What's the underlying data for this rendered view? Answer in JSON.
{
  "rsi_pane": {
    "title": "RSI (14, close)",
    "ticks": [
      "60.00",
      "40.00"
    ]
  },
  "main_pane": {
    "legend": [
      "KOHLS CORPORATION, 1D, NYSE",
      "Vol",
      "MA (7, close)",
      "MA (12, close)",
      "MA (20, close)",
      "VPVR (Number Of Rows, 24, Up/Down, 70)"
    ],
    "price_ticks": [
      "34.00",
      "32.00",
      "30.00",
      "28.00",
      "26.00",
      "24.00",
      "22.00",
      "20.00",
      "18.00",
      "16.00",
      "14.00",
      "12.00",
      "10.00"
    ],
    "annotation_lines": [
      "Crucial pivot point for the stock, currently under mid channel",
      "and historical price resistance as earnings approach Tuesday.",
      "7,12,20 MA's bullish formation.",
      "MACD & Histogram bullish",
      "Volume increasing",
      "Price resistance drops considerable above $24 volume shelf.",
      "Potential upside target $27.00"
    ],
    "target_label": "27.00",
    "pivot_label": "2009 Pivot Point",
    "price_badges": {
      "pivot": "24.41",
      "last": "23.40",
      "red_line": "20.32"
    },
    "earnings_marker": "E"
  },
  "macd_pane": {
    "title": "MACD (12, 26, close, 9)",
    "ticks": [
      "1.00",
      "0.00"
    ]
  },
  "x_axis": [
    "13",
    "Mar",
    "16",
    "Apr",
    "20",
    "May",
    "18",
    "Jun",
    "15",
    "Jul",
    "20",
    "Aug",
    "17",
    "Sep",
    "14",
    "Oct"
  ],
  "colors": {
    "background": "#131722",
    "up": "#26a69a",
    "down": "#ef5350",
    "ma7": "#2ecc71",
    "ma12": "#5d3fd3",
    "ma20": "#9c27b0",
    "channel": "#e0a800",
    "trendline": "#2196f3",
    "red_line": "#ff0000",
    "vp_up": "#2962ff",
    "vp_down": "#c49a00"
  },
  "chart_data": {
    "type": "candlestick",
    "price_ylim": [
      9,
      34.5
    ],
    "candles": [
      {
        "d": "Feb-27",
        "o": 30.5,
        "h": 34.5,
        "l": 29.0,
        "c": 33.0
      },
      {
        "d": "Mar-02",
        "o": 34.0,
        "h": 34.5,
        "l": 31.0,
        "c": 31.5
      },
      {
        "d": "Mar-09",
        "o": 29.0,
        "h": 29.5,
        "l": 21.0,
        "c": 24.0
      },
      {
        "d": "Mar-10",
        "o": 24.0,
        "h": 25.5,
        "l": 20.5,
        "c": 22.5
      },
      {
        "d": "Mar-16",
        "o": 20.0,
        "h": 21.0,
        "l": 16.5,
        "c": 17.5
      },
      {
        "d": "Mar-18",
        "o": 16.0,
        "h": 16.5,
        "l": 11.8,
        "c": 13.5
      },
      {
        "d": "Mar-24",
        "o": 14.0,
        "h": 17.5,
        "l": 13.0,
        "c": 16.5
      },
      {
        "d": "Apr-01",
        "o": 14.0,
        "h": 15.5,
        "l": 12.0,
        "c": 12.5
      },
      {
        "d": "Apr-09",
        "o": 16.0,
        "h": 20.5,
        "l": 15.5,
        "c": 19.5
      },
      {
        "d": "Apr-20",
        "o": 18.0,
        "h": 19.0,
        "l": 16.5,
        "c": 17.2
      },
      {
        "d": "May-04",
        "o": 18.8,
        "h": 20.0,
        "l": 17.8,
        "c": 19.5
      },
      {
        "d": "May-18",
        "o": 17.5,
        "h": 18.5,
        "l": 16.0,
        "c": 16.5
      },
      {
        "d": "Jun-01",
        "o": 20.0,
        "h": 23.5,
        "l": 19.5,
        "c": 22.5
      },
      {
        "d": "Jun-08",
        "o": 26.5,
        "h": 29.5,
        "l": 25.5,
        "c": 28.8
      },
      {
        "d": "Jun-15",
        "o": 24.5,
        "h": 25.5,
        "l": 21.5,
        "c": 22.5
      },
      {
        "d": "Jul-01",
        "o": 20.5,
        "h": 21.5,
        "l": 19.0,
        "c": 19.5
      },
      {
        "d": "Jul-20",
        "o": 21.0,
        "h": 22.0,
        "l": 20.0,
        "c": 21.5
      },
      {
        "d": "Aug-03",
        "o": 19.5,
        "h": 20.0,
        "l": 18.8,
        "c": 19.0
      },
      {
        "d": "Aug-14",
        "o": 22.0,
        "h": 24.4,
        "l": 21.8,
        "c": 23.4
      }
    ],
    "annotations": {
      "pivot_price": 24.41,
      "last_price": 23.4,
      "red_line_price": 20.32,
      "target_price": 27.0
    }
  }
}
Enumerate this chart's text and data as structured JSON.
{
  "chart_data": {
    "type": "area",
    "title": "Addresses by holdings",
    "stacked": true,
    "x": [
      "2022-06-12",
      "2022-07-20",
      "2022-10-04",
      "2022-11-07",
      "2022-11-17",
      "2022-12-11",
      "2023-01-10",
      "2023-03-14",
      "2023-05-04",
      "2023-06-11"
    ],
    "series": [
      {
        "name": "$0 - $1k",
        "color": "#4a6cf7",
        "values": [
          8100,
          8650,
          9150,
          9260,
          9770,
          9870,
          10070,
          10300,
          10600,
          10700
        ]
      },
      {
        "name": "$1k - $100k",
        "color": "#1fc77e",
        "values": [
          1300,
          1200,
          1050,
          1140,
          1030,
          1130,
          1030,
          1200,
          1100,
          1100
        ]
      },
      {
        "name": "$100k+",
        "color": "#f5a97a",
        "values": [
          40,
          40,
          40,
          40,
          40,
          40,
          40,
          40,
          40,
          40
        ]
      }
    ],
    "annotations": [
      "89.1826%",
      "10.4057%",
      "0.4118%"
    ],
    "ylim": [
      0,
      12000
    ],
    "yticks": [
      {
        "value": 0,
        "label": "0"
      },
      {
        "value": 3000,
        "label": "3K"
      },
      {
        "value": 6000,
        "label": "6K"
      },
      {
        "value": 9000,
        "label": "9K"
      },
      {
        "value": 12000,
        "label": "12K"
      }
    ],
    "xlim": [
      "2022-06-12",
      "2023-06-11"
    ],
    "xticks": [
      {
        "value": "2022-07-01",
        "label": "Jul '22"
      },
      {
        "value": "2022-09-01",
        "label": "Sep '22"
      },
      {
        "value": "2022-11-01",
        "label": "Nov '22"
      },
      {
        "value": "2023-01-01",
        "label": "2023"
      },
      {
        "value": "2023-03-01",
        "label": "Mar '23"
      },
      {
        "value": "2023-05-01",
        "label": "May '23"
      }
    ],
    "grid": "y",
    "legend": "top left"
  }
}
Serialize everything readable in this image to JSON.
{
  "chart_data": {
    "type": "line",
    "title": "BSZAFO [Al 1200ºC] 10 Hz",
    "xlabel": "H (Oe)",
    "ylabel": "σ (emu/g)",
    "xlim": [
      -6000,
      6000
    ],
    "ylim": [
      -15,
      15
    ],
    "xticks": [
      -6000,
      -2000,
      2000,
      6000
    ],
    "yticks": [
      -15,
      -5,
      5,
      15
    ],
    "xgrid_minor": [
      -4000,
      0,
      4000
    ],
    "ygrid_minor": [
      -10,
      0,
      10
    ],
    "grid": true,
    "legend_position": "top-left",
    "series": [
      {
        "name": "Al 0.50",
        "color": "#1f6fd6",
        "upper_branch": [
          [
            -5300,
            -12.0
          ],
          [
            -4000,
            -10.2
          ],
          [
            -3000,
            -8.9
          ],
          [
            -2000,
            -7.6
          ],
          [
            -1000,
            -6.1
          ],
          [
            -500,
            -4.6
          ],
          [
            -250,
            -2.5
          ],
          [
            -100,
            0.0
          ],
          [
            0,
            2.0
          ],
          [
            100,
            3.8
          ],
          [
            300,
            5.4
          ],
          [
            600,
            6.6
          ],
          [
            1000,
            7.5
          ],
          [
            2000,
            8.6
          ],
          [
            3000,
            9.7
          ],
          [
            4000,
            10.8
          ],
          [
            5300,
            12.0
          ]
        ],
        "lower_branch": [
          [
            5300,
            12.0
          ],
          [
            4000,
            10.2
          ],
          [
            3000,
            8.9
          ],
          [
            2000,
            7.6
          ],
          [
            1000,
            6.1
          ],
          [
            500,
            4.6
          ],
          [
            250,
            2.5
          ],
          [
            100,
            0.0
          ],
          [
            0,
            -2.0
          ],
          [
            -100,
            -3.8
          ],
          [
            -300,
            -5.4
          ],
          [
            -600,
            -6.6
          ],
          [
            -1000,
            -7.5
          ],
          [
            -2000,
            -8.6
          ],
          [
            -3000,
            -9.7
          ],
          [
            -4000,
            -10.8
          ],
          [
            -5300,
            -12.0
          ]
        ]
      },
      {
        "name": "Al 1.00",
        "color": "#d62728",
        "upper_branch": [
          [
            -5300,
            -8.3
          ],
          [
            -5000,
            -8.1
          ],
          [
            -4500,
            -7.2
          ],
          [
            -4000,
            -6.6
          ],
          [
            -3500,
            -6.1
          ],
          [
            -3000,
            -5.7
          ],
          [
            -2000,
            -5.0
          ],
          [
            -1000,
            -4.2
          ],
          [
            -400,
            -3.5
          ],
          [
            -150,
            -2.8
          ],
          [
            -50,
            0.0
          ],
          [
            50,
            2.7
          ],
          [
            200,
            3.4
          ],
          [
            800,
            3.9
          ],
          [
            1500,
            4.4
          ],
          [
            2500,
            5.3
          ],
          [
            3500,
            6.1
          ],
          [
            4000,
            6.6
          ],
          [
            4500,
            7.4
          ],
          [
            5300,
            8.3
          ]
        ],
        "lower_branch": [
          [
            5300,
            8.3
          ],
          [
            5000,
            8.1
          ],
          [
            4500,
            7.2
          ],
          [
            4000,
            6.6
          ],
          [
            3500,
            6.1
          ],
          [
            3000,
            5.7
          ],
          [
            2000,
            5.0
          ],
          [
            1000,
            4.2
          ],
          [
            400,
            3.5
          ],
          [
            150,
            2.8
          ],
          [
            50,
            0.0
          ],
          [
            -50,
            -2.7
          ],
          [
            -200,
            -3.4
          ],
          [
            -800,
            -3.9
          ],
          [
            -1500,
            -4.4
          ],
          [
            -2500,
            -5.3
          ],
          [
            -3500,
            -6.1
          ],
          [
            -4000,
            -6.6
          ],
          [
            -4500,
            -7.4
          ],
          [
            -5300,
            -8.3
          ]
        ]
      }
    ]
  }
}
== == ==
Work instructions:
Copy all lines from the material that hold "this".

Final answer:
What's the underlying data for this rendered view? Answer in JSON.
Enumerate this chart's text and data as structured JSON.
Serialize everything readable in this image to JSON.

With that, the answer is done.